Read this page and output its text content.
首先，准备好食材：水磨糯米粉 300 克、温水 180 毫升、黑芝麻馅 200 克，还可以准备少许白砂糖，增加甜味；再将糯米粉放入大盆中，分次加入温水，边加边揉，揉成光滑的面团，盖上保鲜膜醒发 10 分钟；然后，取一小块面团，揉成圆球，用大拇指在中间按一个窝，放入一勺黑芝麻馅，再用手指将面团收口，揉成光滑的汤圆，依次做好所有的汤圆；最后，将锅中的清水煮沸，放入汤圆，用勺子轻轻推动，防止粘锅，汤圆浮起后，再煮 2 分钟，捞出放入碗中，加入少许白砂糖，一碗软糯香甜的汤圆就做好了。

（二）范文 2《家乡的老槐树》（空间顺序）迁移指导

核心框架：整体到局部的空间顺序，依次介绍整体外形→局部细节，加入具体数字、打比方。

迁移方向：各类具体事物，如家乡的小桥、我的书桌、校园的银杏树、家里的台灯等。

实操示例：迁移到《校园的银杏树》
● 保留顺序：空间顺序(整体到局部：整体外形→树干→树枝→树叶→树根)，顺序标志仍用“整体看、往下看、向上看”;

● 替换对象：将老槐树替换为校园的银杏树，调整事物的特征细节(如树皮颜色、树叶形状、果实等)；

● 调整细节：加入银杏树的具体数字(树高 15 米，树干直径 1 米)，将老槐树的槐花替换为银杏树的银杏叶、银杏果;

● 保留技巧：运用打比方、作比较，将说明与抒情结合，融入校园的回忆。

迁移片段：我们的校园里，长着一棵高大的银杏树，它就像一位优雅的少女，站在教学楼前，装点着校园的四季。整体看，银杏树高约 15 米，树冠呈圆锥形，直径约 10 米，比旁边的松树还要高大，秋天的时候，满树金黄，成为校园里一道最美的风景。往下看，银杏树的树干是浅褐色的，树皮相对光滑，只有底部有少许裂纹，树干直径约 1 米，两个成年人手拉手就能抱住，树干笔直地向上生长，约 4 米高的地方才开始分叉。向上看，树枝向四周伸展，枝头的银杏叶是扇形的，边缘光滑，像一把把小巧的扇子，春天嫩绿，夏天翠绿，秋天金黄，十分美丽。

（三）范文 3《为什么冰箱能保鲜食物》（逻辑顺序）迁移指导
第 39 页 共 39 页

━━━━━━

Problem details:
From the entries above, extract each line containing "迁移指导".

Output of the exercise:
（二）范文 2《家乡的老槐树》（空间顺序）迁移指导
（三）范文 3《为什么冰箱能保鲜食物》（逻辑顺序）迁移指导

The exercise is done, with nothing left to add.